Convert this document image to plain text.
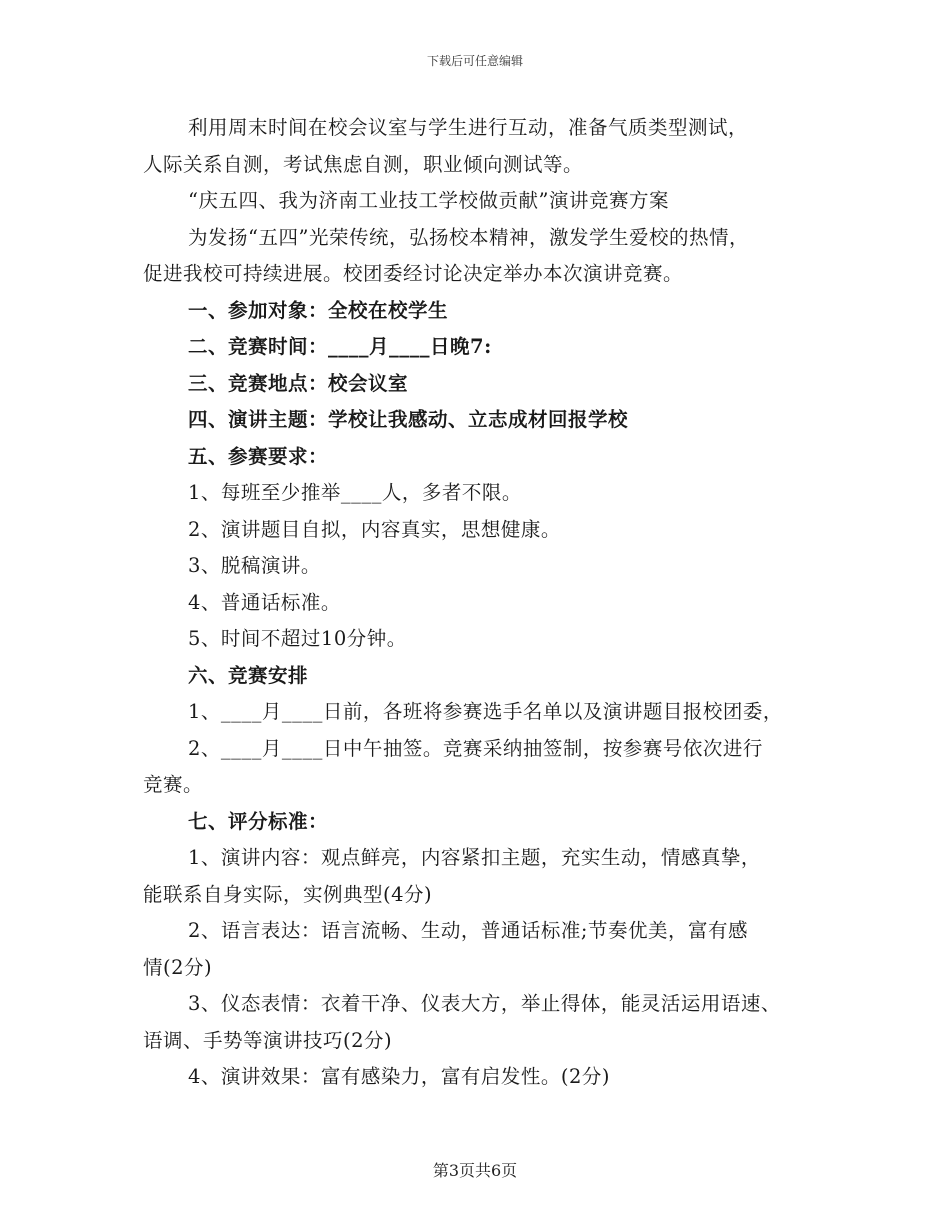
下载后可任意编辑
利用周末时间在校会议室与学生进行互动，准备气质类型测试，
人际关系自测，考试焦虑自测，职业倾向测试等。
“庆五四、我为济南工业技工学校做贡献”演讲竞赛方案
为发扬“五四”光荣传统，弘扬校本精神，激发学生爱校的热情，
促进我校可持续进展。校团委经讨论决定举办本次演讲竞赛。
一、参加对象：全校在校学生
二、竞赛时间：____月____日晚7:
三、竞赛地点：校会议室
四、演讲主题：学校让我感动、立志成材回报学校
五、参赛要求：
1、每班至少推举____人，多者不限。
2、演讲题目自拟，内容真实，思想健康。
3、脱稿演讲。
4、普通话标准。
5、时间不超过10分钟。
六、竞赛安排
1、____月____日前，各班将参赛选手名单以及演讲题目报校团委，
2、____月____日中午抽签。竞赛采纳抽签制，按参赛号依次进行
竞赛。
七、评分标准：
1、演讲内容：观点鲜亮，内容紧扣主题，充实生动，情感真挚，
能联系自身实际，实例典型(4分)
2、语言表达：语言流畅、生动，普通话标准;节奏优美，富有感
情(2分)
3、仪态表情：衣着干净、仪表大方，举止得体，能灵活运用语速、
语调、手势等演讲技巧(2分)
4、演讲效果：富有感染力，富有启发性。(2分)
第3页共6页
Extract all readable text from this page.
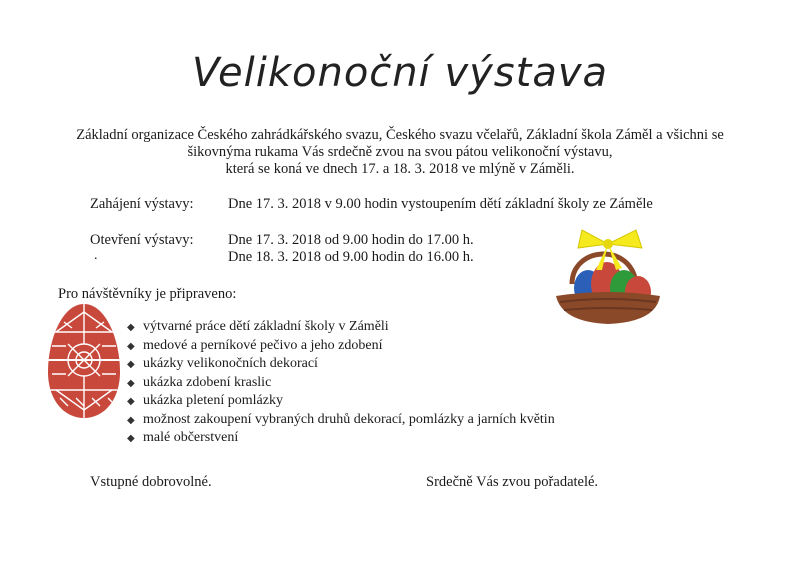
Velikonoční výstava
Základní organizace Českého zahrádkářského svazu, Českého svazu včelařů, Základní škola Záměl a všichni se
šikovnýma rukama Vás srdečně zvou na svou pátou velikonoční výstavu,
která se koná ve dnech 17. a 18. 3. 2018 ve mlýně v Záměli.
Zahájení výstavy: Dne 17. 3. 2018 v 9.00 hodin vystoupením dětí základní školy ze Záměle
Otevření výstavy: Dne 17. 3. 2018 od 9.00 hodin do 17.00 h.
Dne 18. 3. 2018 od 9.00 hodin do 16.00 h.
.
Pro návštěvníky je připraveno:
◆ výtvarné práce dětí základní školy v Záměli
◆ medové a perníkové pečivo a jeho zdobení
◆ ukázky velikonočních dekorací
◆ ukázka zdobení kraslic
◆ ukázka pletení pomlázky
◆ možnost zakoupení vybraných druhů dekorací, pomlázky a jarních květin
◆ malé občerstvení
Vstupné dobrovolné.	Srdečně Vás zvou pořadatelé.
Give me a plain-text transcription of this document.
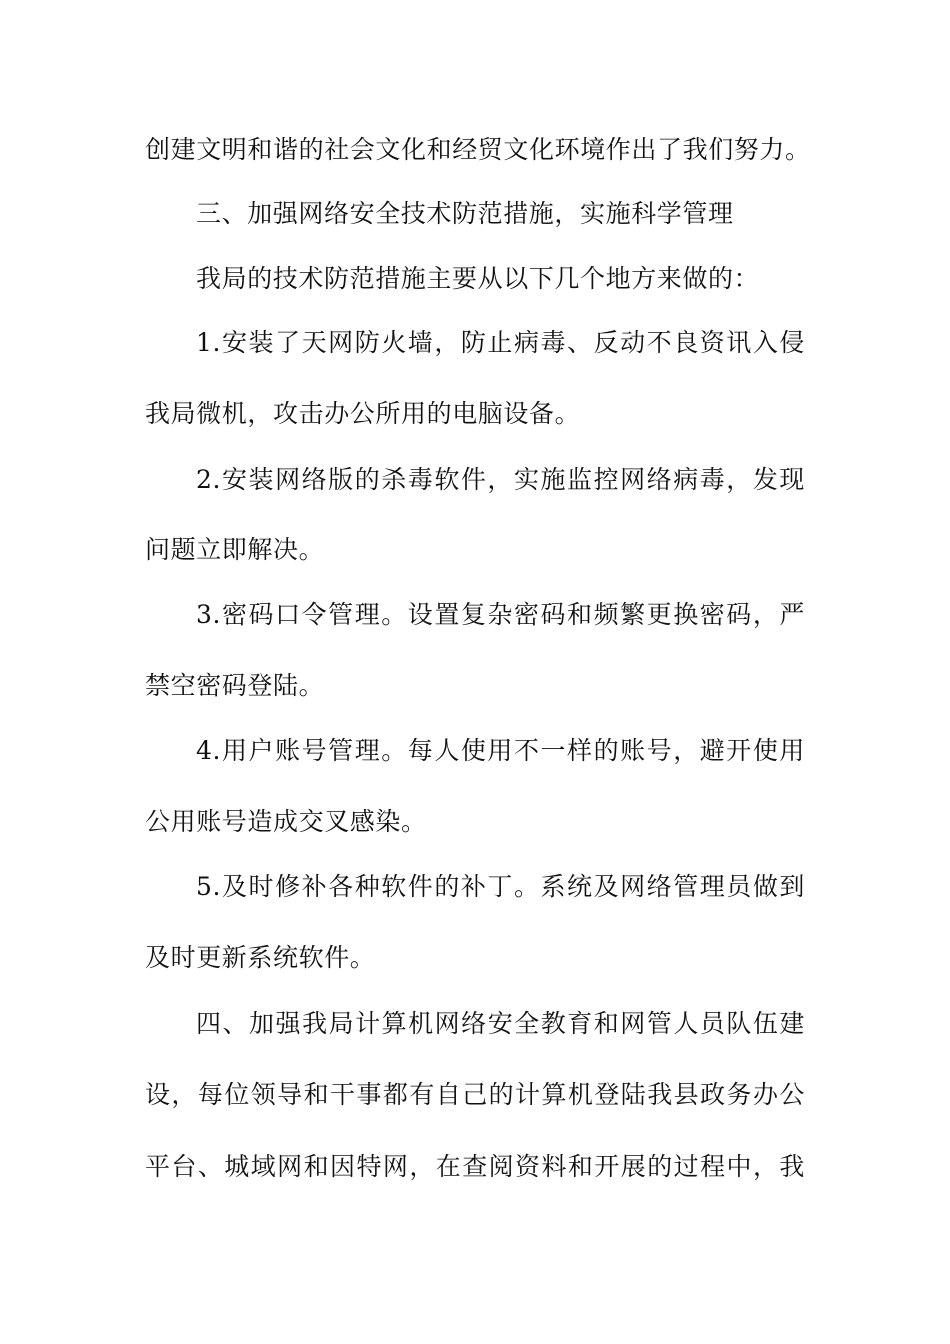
创建文明和谐的社会文化和经贸文化环境作出了我们努力。

三、加强网络安全技术防范措施，实施科学管理

我局的技术防范措施主要从以下几个地方来做的：

1.安装了天网防火墙，防止病毒、反动不良资讯入侵

我局微机，攻击办公所用的电脑设备。

2.安装网络版的杀毒软件，实施监控网络病毒，发现

问题立即解决。

3.密码口令管理。设置复杂密码和频繁更换密码，严

禁空密码登陆。

4.用户账号管理。每人使用不一样的账号，避开使用

公用账号造成交叉感染。

5.及时修补各种软件的补丁。系统及网络管理员做到

及时更新系统软件。

四、加强我局计算机网络安全教育和网管人员队伍建

设，每位领导和干事都有自己的计算机登陆我县政务办公

平台、城域网和因特网，在查阅资料和开展的过程中，我
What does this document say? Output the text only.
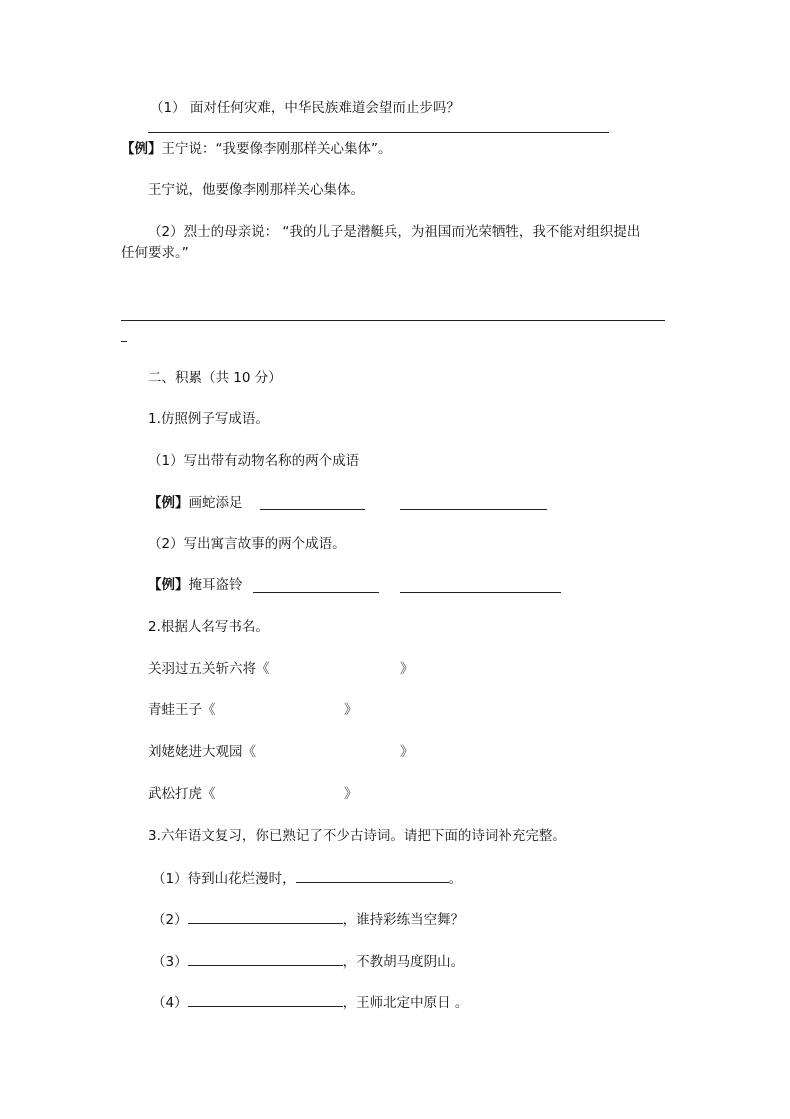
（1） 面对任何灾难，中华民族难道会望而止步吗？
【例】王宁说：“我要像李刚那样关心集体”。
王宁说，他要像李刚那样关心集体。
（2）烈士的母亲说： “我的儿子是潜艇兵，为祖国而光荣牺牲，我不能对组织提出
任何要求。”
二、积累（共 10 分）
1.仿照例子写成语。
（1）写出带有动物名称的两个成语
【例】画蛇添足
（2）写出寓言故事的两个成语。
【例】掩耳盗铃
2.根据人名写书名。
关羽过五关斩六将《	》
青蛙王子《	》
刘姥姥进大观园《	》
武松打虎《	》
3.六年语文复习，你已熟记了不少古诗词。请把下面的诗词补充完整。
（1）待到山花烂漫时，	。
（2）	，谁持彩练当空舞？
（3）	，不教胡马度阴山。
（4）	，王师北定中原日 。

- - - - -

◆ **EXERCISE GOAL**
Your task is to repeat the data above exactly while excluding the pictures.

◆ **SOLUTION TO THE PROBLEM**
Convert this document image to plain text.
下载后可任意编辑
利用周末时间在校会议室与学生进行互动，准备气质类型测试，
人际关系自测，考试焦虑自测，职业倾向测试等。
“庆五四、我为济南工业技工学校做贡献”演讲竞赛方案
为发扬“五四”光荣传统，弘扬校本精神，激发学生爱校的热情，
促进我校可持续进展。校团委经讨论决定举办本次演讲竞赛。
一、参加对象：全校在校学生
二、竞赛时间：____月____日晚7:
三、竞赛地点：校会议室
四、演讲主题：学校让我感动、立志成材回报学校
五、参赛要求：
1、每班至少推举____人，多者不限。
2、演讲题目自拟，内容真实，思想健康。
3、脱稿演讲。
4、普通话标准。
5、时间不超过10分钟。
六、竞赛安排
1、____月____日前，各班将参赛选手名单以及演讲题目报校团委，
2、____月____日中午抽签。竞赛采纳抽签制，按参赛号依次进行
竞赛。
七、评分标准：
1、演讲内容：观点鲜亮，内容紧扣主题，充实生动，情感真挚，
能联系自身实际，实例典型(4分)
2、语言表达：语言流畅、生动，普通话标准;节奏优美，富有感
情(2分)
3、仪态表情：衣着干净、仪表大方，举止得体，能灵活运用语速、
语调、手势等演讲技巧(2分)
4、演讲效果：富有感染力，富有启发性。(2分)
第3页共6页
Extract all readable text from this page.
Velikonoční výstava
Základní organizace Českého zahrádkářského svazu, Českého svazu včelařů, Základní škola Záměl a všichni se
šikovnýma rukama Vás srdečně zvou na svou pátou velikonoční výstavu,
která se koná ve dnech 17. a 18. 3. 2018 ve mlýně v Záměli.
Zahájení výstavy: Dne 17. 3. 2018 v 9.00 hodin vystoupením dětí základní školy ze Záměle
Otevření výstavy: Dne 17. 3. 2018 od 9.00 hodin do 17.00 h.
Dne 18. 3. 2018 od 9.00 hodin do 16.00 h.
.
Pro návštěvníky je připraveno:
◆ výtvarné práce dětí základní školy v Záměli
◆ medové a perníkové pečivo a jeho zdobení
◆ ukázky velikonočních dekorací
◆ ukázka zdobení kraslic
◆ ukázka pletení pomlázky
◆ možnost zakoupení vybraných druhů dekorací, pomlázky a jarních květin
◆ malé občerstvení
Vstupné dobrovolné.	Srdečně Vás zvou pořadatelé.
Give me a plain-text transcription of this document.
创建文明和谐的社会文化和经贸文化环境作出了我们努力。

三、加强网络安全技术防范措施，实施科学管理

我局的技术防范措施主要从以下几个地方来做的：

1.安装了天网防火墙，防止病毒、反动不良资讯入侵

我局微机，攻击办公所用的电脑设备。

2.安装网络版的杀毒软件，实施监控网络病毒，发现

问题立即解决。

3.密码口令管理。设置复杂密码和频繁更换密码，严

禁空密码登陆。

4.用户账号管理。每人使用不一样的账号，避开使用

公用账号造成交叉感染。

5.及时修补各种软件的补丁。系统及网络管理员做到

及时更新系统软件。

四、加强我局计算机网络安全教育和网管人员队伍建

设，每位领导和干事都有自己的计算机登陆我县政务办公

平台、城域网和因特网，在查阅资料和开展的过程中，我
What does this document say? Output the text only.
（1） 面对任何灾难，中华民族难道会望而止步吗？
【例】王宁说：“我要像李刚那样关心集体”。
王宁说，他要像李刚那样关心集体。
（2）烈士的母亲说： “我的儿子是潜艇兵，为祖国而光荣牺牲，我不能对组织提出
任何要求。”
二、积累（共 10 分）
1.仿照例子写成语。
（1）写出带有动物名称的两个成语
【例】画蛇添足
（2）写出寓言故事的两个成语。
【例】掩耳盗铃
2.根据人名写书名。
关羽过五关斩六将《	》
青蛙王子《	》
刘姥姥进大观园《	》
武松打虎《	》
3.六年语文复习，你已熟记了不少古诗词。请把下面的诗词补充完整。
（1）待到山花烂漫时，	。
（2）	，谁持彩练当空舞？
（3）	，不教胡马度阴山。
（4）	，王师北定中原日 。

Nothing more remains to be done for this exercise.